* Do this *
Write the material out again, line by line, exactly as it is.

* Data extract *
★ ★ ★ ★ ★

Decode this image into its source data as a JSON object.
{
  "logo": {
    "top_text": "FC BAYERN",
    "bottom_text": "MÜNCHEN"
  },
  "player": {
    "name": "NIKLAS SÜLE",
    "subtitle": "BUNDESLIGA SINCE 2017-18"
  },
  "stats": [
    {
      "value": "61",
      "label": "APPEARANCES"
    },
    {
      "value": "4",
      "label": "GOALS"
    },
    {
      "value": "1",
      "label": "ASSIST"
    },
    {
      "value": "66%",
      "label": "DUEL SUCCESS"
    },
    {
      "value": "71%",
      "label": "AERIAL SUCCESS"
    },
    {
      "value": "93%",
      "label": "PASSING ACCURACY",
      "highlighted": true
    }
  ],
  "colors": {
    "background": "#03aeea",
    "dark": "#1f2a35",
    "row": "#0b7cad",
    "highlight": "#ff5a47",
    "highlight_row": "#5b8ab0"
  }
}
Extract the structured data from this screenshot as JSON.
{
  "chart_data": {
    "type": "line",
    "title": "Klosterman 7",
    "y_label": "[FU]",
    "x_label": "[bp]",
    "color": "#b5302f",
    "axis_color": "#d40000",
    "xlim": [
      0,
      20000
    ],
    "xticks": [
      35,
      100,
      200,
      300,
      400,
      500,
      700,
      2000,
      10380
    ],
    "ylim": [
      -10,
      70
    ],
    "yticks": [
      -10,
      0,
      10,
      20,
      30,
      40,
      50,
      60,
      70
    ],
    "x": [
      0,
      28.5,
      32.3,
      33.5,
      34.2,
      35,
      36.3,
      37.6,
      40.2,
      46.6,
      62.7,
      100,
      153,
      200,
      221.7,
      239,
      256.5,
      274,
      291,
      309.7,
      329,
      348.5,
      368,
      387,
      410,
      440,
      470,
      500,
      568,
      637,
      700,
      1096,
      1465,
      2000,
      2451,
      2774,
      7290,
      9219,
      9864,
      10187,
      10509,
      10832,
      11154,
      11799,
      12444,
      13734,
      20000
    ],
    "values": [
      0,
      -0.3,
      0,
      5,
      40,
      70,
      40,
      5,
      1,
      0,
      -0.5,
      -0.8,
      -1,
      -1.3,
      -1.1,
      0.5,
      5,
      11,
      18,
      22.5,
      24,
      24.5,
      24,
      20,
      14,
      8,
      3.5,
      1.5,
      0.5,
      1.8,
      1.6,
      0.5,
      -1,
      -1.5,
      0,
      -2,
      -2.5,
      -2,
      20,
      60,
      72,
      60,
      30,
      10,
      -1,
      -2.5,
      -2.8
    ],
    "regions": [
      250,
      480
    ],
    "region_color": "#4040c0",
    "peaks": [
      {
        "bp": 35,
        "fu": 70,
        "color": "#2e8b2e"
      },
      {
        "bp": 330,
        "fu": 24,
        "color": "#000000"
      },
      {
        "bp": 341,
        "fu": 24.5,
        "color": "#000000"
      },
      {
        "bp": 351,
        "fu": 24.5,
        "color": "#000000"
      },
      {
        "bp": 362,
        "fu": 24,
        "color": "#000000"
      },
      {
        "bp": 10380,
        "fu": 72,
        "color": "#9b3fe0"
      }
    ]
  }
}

★ ★ ★ ★ ★

* Reply *
Decode this image into its source data as a JSON object.
{
  "logo": {
    "top_text": "FC BAYERN",
    "bottom_text": "MÜNCHEN"
  },
  "player": {
    "name": "NIKLAS SÜLE",
    "subtitle": "BUNDESLIGA SINCE 2017-18"
  },
  "stats": [
    {
      "value": "61",
      "label": "APPEARANCES"
    },
    {
      "value": "4",
      "label": "GOALS"
    },
    {
      "value": "1",
      "label": "ASSIST"
    },
    {
      "value": "66%",
      "label": "DUEL SUCCESS"
    },
    {
      "value": "71%",
      "label": "AERIAL SUCCESS"
    },
    {
      "value": "93%",
      "label": "PASSING ACCURACY",
      "highlighted": true
    }
  ],
  "colors": {
    "background": "#03aeea",
    "dark": "#1f2a35",
    "row": "#0b7cad",
    "highlight": "#ff5a47",
    "highlight_row": "#5b8ab0"
  }
}
Extract the structured data from this screenshot as JSON.
{
  "chart_data": {
    "type": "line",
    "title": "Klosterman 7",
    "y_label": "[FU]",
    "x_label": "[bp]",
    "color": "#b5302f",
    "axis_color": "#d40000",
    "xlim": [
      0,
      20000
    ],
    "xticks": [
      35,
      100,
      200,
      300,
      400,
      500,
      700,
      2000,
      10380
    ],
    "ylim": [
      -10,
      70
    ],
    "yticks": [
      -10,
      0,
      10,
      20,
      30,
      40,
      50,
      60,
      70
    ],
    "x": [
      0,
      28.5,
      32.3,
      33.5,
      34.2,
      35,
      36.3,
      37.6,
      40.2,
      46.6,
      62.7,
      100,
      153,
      200,
      221.7,
      239,
      256.5,
      274,
      291,
      309.7,
      329,
      348.5,
      368,
      387,
      410,
      440,
      470,
      500,
      568,
      637,
      700,
      1096,
      1465,
      2000,
      2451,
      2774,
      7290,
      9219,
      9864,
      10187,
      10509,
      10832,
      11154,
      11799,
      12444,
      13734,
      20000
    ],
    "values": [
      0,
      -0.3,
      0,
      5,
      40,
      70,
      40,
      5,
      1,
      0,
      -0.5,
      -0.8,
      -1,
      -1.3,
      -1.1,
      0.5,
      5,
      11,
      18,
      22.5,
      24,
      24.5,
      24,
      20,
      14,
      8,
      3.5,
      1.5,
      0.5,
      1.8,
      1.6,
      0.5,
      -1,
      -1.5,
      0,
      -2,
      -2.5,
      -2,
      20,
      60,
      72,
      60,
      30,
      10,
      -1,
      -2.5,
      -2.8
    ],
    "regions": [
      250,
      480
    ],
    "region_color": "#4040c0",
    "peaks": [
      {
        "bp": 35,
        "fu": 70,
        "color": "#2e8b2e"
      },
      {
        "bp": 330,
        "fu": 24,
        "color": "#000000"
      },
      {
        "bp": 341,
        "fu": 24.5,
        "color": "#000000"
      },
      {
        "bp": 351,
        "fu": 24.5,
        "color": "#000000"
      },
      {
        "bp": 362,
        "fu": 24,
        "color": "#000000"
      },
      {
        "bp": 10380,
        "fu": 72,
        "color": "#9b3fe0"
      }
    ]
  }
}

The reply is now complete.